■ PROBLEM STATEMENT ■
Any pictures in the records below should be skipped; write out everything else exactly.
%%
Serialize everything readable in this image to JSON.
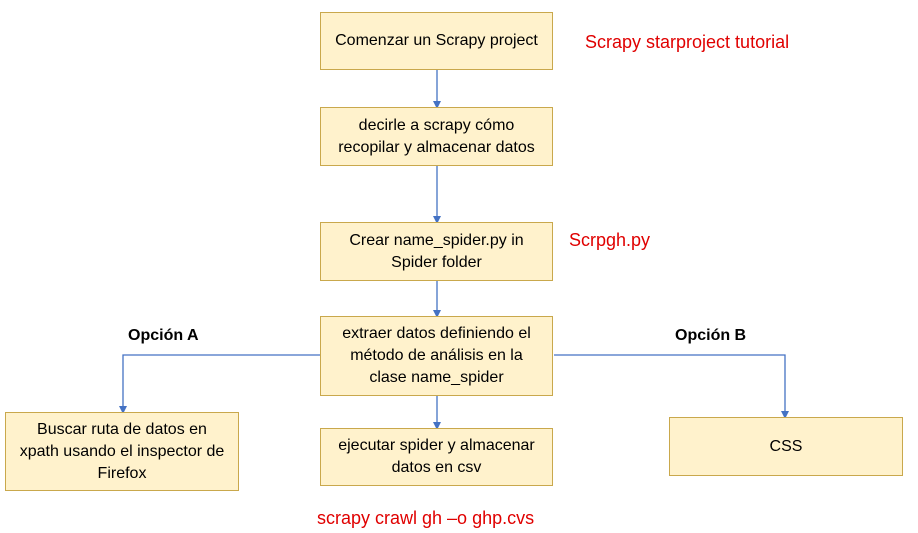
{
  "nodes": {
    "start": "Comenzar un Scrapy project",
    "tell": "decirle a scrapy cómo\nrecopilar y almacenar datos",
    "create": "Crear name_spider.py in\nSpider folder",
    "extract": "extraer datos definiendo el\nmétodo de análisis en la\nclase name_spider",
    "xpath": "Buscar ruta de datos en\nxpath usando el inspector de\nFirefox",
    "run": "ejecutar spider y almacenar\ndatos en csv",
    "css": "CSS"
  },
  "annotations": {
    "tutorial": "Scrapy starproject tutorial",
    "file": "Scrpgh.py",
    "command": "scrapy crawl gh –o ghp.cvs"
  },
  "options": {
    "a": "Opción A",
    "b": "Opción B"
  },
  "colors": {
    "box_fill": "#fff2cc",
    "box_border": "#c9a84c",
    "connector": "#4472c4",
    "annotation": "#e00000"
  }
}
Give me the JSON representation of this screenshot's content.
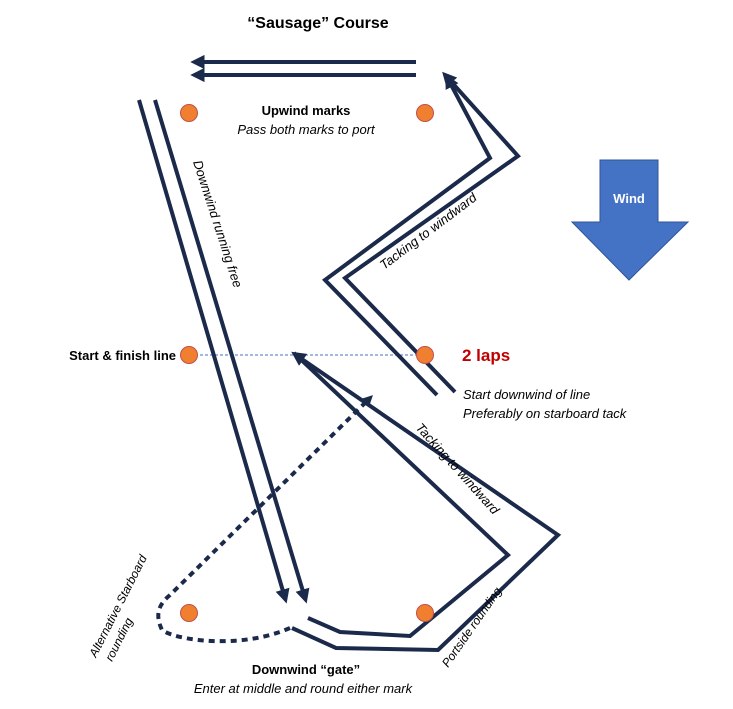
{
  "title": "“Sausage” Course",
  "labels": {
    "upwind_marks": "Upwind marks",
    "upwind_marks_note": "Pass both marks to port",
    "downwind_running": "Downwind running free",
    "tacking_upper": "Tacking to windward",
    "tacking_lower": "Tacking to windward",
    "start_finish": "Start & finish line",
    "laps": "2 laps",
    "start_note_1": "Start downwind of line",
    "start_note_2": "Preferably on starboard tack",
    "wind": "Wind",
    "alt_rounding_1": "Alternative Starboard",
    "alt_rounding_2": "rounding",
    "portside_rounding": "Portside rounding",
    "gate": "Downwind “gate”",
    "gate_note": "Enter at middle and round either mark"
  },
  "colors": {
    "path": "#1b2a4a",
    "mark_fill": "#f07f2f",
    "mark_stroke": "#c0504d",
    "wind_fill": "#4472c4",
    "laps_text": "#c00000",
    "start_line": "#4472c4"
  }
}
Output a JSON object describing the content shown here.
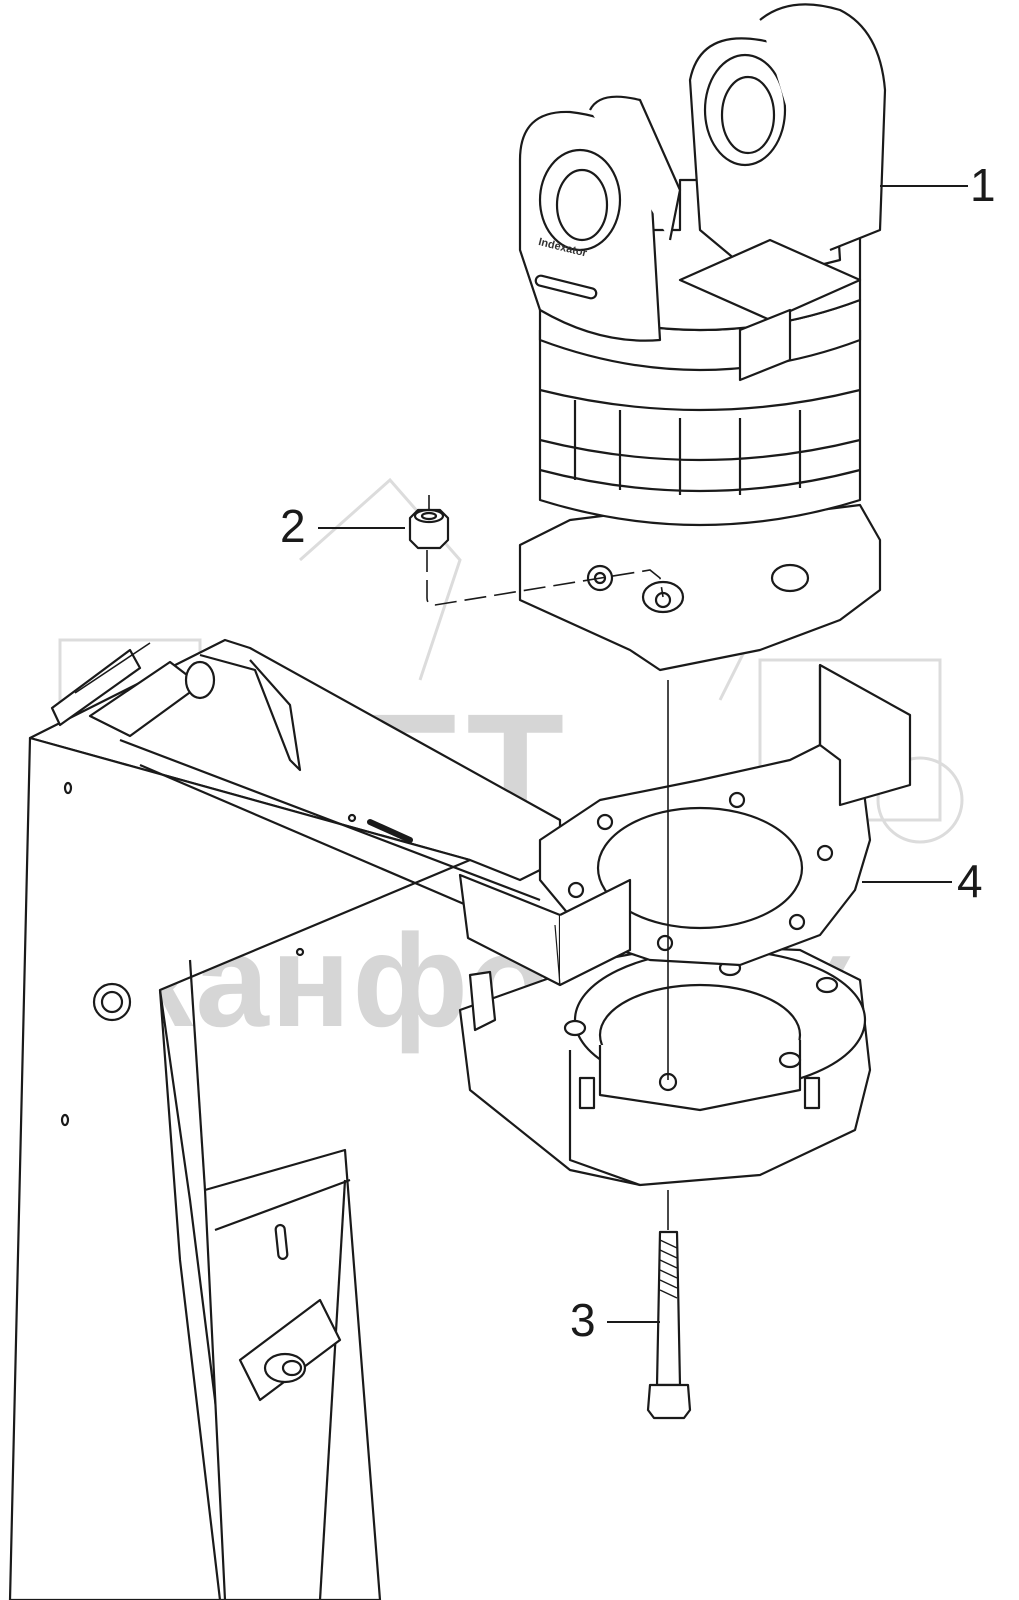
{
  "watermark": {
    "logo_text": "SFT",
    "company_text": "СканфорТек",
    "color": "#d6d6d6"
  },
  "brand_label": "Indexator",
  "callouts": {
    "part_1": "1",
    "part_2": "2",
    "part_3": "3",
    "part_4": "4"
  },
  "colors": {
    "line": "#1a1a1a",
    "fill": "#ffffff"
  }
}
%%
■ CORRECT OUTPUT ■
Serialize everything readable in this image to JSON.
{
  "nodes": {
    "start": "Comenzar un Scrapy project",
    "tell": "decirle a scrapy cómo\nrecopilar y almacenar datos",
    "create": "Crear name_spider.py in\nSpider folder",
    "extract": "extraer datos definiendo el\nmétodo de análisis en la\nclase name_spider",
    "xpath": "Buscar ruta de datos en\nxpath usando el inspector de\nFirefox",
    "run": "ejecutar spider y almacenar\ndatos en csv",
    "css": "CSS"
  },
  "annotations": {
    "tutorial": "Scrapy starproject tutorial",
    "file": "Scrpgh.py",
    "command": "scrapy crawl gh –o ghp.cvs"
  },
  "options": {
    "a": "Opción A",
    "b": "Opción B"
  },
  "colors": {
    "box_fill": "#fff2cc",
    "box_border": "#c9a84c",
    "connector": "#4472c4",
    "annotation": "#e00000"
  }
}
Give me the JSON representation of this screenshot's content.
{
  "title": "“Sausage” Course",
  "labels": {
    "upwind_marks": "Upwind marks",
    "upwind_marks_note": "Pass both marks to port",
    "downwind_running": "Downwind running free",
    "tacking_upper": "Tacking to windward",
    "tacking_lower": "Tacking to windward",
    "start_finish": "Start & finish line",
    "laps": "2 laps",
    "start_note_1": "Start downwind of line",
    "start_note_2": "Preferably on starboard tack",
    "wind": "Wind",
    "alt_rounding_1": "Alternative Starboard",
    "alt_rounding_2": "rounding",
    "portside_rounding": "Portside rounding",
    "gate": "Downwind “gate”",
    "gate_note": "Enter at middle and round either mark"
  },
  "colors": {
    "path": "#1b2a4a",
    "mark_fill": "#f07f2f",
    "mark_stroke": "#c0504d",
    "wind_fill": "#4472c4",
    "laps_text": "#c00000",
    "start_line": "#4472c4"
  }
}
Output a JSON object describing the content shown here.
{
  "watermark": {
    "logo_text": "SFT",
    "company_text": "СканфорТек",
    "color": "#d6d6d6"
  },
  "brand_label": "Indexator",
  "callouts": {
    "part_1": "1",
    "part_2": "2",
    "part_3": "3",
    "part_4": "4"
  },
  "colors": {
    "line": "#1a1a1a",
    "fill": "#ffffff"
  }
}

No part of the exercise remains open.